### Directions
Print the data that follows exactly.

(Saved data entries)
------------
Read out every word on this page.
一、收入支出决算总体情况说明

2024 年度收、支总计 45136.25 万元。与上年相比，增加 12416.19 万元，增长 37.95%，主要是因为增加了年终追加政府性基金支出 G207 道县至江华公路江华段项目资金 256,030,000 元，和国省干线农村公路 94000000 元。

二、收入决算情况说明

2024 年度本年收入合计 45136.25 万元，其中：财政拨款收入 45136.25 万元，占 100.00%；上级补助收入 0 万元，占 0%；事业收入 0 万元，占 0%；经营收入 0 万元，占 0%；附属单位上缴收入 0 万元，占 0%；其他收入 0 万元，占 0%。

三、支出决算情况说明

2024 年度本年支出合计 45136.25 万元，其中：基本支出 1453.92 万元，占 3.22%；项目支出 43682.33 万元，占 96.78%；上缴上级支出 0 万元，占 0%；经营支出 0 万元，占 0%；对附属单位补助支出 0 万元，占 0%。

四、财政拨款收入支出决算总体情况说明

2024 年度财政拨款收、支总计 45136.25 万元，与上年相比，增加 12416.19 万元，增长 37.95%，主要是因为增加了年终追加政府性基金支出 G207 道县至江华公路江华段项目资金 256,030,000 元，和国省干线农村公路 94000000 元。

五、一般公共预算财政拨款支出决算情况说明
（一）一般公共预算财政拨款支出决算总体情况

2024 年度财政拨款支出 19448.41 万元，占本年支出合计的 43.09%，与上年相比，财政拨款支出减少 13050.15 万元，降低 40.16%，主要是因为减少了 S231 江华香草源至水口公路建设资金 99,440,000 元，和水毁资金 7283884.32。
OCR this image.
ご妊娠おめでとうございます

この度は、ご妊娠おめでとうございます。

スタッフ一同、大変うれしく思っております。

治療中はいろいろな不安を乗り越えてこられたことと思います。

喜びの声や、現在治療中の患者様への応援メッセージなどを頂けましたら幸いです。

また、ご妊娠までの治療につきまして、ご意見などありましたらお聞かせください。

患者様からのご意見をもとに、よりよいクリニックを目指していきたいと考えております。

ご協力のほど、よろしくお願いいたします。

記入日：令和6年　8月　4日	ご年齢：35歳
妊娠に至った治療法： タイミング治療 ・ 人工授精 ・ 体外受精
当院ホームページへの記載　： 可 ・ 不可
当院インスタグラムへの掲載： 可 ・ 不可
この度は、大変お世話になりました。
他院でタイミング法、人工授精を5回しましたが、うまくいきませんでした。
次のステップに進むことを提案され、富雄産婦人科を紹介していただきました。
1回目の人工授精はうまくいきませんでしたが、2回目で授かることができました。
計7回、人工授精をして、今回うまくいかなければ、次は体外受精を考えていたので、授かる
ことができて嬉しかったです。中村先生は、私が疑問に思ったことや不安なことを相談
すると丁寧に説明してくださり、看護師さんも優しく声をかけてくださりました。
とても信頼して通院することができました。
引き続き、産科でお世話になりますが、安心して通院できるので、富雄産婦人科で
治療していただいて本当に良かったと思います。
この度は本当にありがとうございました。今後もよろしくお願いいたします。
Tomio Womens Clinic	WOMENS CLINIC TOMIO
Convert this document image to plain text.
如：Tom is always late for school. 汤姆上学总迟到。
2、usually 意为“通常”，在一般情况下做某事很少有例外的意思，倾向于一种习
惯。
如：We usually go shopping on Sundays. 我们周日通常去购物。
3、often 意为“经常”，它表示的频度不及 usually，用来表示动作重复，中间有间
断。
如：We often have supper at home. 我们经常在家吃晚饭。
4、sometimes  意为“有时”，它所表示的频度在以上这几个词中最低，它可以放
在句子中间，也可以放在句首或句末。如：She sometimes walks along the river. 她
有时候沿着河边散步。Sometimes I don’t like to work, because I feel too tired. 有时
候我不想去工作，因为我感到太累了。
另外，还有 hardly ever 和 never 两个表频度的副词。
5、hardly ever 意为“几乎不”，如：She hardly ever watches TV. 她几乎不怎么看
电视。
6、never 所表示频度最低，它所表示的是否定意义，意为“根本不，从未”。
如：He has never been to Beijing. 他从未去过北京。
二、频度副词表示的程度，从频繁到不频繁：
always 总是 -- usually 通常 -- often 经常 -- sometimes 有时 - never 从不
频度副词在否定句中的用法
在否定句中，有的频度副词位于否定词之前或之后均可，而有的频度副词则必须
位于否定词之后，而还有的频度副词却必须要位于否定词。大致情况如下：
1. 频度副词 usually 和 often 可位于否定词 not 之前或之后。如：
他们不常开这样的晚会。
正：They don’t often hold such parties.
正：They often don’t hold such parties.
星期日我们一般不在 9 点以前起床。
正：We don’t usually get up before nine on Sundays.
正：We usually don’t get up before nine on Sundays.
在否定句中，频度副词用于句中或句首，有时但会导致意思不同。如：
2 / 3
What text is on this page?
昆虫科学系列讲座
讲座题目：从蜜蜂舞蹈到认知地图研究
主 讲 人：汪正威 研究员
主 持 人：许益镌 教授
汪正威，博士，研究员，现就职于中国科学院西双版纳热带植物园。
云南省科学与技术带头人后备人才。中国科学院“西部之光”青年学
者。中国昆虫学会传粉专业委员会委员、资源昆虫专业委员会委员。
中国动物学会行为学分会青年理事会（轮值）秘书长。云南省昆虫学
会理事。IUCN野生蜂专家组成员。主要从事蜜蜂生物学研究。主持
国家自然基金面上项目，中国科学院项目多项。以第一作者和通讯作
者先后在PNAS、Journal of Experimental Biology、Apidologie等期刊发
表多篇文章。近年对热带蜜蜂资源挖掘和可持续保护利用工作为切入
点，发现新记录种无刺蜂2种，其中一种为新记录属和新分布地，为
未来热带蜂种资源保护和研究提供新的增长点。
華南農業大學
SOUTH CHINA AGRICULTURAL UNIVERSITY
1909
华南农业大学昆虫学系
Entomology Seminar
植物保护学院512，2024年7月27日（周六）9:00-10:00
------------
### Result of the exercise
Read out every word on this page.
一、收入支出决算总体情况说明

2024 年度收、支总计 45136.25 万元。与上年相比，增加 12416.19 万元，增长 37.95%，主要是因为增加了年终追加政府性基金支出 G207 道县至江华公路江华段项目资金 256,030,000 元，和国省干线农村公路 94000000 元。

二、收入决算情况说明

2024 年度本年收入合计 45136.25 万元，其中：财政拨款收入 45136.25 万元，占 100.00%；上级补助收入 0 万元，占 0%；事业收入 0 万元，占 0%；经营收入 0 万元，占 0%；附属单位上缴收入 0 万元，占 0%；其他收入 0 万元，占 0%。

三、支出决算情况说明

2024 年度本年支出合计 45136.25 万元，其中：基本支出 1453.92 万元，占 3.22%；项目支出 43682.33 万元，占 96.78%；上缴上级支出 0 万元，占 0%；经营支出 0 万元，占 0%；对附属单位补助支出 0 万元，占 0%。

四、财政拨款收入支出决算总体情况说明

2024 年度财政拨款收、支总计 45136.25 万元，与上年相比，增加 12416.19 万元，增长 37.95%，主要是因为增加了年终追加政府性基金支出 G207 道县至江华公路江华段项目资金 256,030,000 元，和国省干线农村公路 94000000 元。

五、一般公共预算财政拨款支出决算情况说明
（一）一般公共预算财政拨款支出决算总体情况

2024 年度财政拨款支出 19448.41 万元，占本年支出合计的 43.09%，与上年相比，财政拨款支出减少 13050.15 万元，降低 40.16%，主要是因为减少了 S231 江华香草源至水口公路建设资金 99,440,000 元，和水毁资金 7283884.32。
OCR this image.
ご妊娠おめでとうございます

この度は、ご妊娠おめでとうございます。

スタッフ一同、大変うれしく思っております。

治療中はいろいろな不安を乗り越えてこられたことと思います。

喜びの声や、現在治療中の患者様への応援メッセージなどを頂けましたら幸いです。

また、ご妊娠までの治療につきまして、ご意見などありましたらお聞かせください。

患者様からのご意見をもとに、よりよいクリニックを目指していきたいと考えております。

ご協力のほど、よろしくお願いいたします。

記入日：令和6年　8月　4日	ご年齢：35歳
妊娠に至った治療法： タイミング治療 ・ 人工授精 ・ 体外受精
当院ホームページへの記載　： 可 ・ 不可
当院インスタグラムへの掲載： 可 ・ 不可
この度は、大変お世話になりました。
他院でタイミング法、人工授精を5回しましたが、うまくいきませんでした。
次のステップに進むことを提案され、富雄産婦人科を紹介していただきました。
1回目の人工授精はうまくいきませんでしたが、2回目で授かることができました。
計7回、人工授精をして、今回うまくいかなければ、次は体外受精を考えていたので、授かる
ことができて嬉しかったです。中村先生は、私が疑問に思ったことや不安なことを相談
すると丁寧に説明してくださり、看護師さんも優しく声をかけてくださりました。
とても信頼して通院することができました。
引き続き、産科でお世話になりますが、安心して通院できるので、富雄産婦人科で
治療していただいて本当に良かったと思います。
この度は本当にありがとうございました。今後もよろしくお願いいたします。
Tomio Womens Clinic	WOMENS CLINIC TOMIO
Convert this document image to plain text.
如：Tom is always late for school. 汤姆上学总迟到。
2、usually 意为“通常”，在一般情况下做某事很少有例外的意思，倾向于一种习
惯。
如：We usually go shopping on Sundays. 我们周日通常去购物。
3、often 意为“经常”，它表示的频度不及 usually，用来表示动作重复，中间有间
断。
如：We often have supper at home. 我们经常在家吃晚饭。
4、sometimes  意为“有时”，它所表示的频度在以上这几个词中最低，它可以放
在句子中间，也可以放在句首或句末。如：She sometimes walks along the river. 她
有时候沿着河边散步。Sometimes I don’t like to work, because I feel too tired. 有时
候我不想去工作，因为我感到太累了。
另外，还有 hardly ever 和 never 两个表频度的副词。
5、hardly ever 意为“几乎不”，如：She hardly ever watches TV. 她几乎不怎么看
电视。
6、never 所表示频度最低，它所表示的是否定意义，意为“根本不，从未”。
如：He has never been to Beijing. 他从未去过北京。
二、频度副词表示的程度，从频繁到不频繁：
always 总是 -- usually 通常 -- often 经常 -- sometimes 有时 - never 从不
频度副词在否定句中的用法
在否定句中，有的频度副词位于否定词之前或之后均可，而有的频度副词则必须
位于否定词之后，而还有的频度副词却必须要位于否定词。大致情况如下：
1. 频度副词 usually 和 often 可位于否定词 not 之前或之后。如：
他们不常开这样的晚会。
正：They don’t often hold such parties.
正：They often don’t hold such parties.
星期日我们一般不在 9 点以前起床。
正：We don’t usually get up before nine on Sundays.
正：We usually don’t get up before nine on Sundays.
在否定句中，频度副词用于句中或句首，有时但会导致意思不同。如：
2 / 3
What text is on this page?
昆虫科学系列讲座
讲座题目：从蜜蜂舞蹈到认知地图研究
主 讲 人：汪正威 研究员
主 持 人：许益镌 教授
汪正威，博士，研究员，现就职于中国科学院西双版纳热带植物园。
云南省科学与技术带头人后备人才。中国科学院“西部之光”青年学
者。中国昆虫学会传粉专业委员会委员、资源昆虫专业委员会委员。
中国动物学会行为学分会青年理事会（轮值）秘书长。云南省昆虫学
会理事。IUCN野生蜂专家组成员。主要从事蜜蜂生物学研究。主持
国家自然基金面上项目，中国科学院项目多项。以第一作者和通讯作
者先后在PNAS、Journal of Experimental Biology、Apidologie等期刊发
表多篇文章。近年对热带蜜蜂资源挖掘和可持续保护利用工作为切入
点，发现新记录种无刺蜂2种，其中一种为新记录属和新分布地，为
未来热带蜂种资源保护和研究提供新的增长点。
華南農業大學
SOUTH CHINA AGRICULTURAL UNIVERSITY
1909
华南农业大学昆虫学系
Entomology Seminar
植物保护学院512，2024年7月27日（周六）9:00-10:00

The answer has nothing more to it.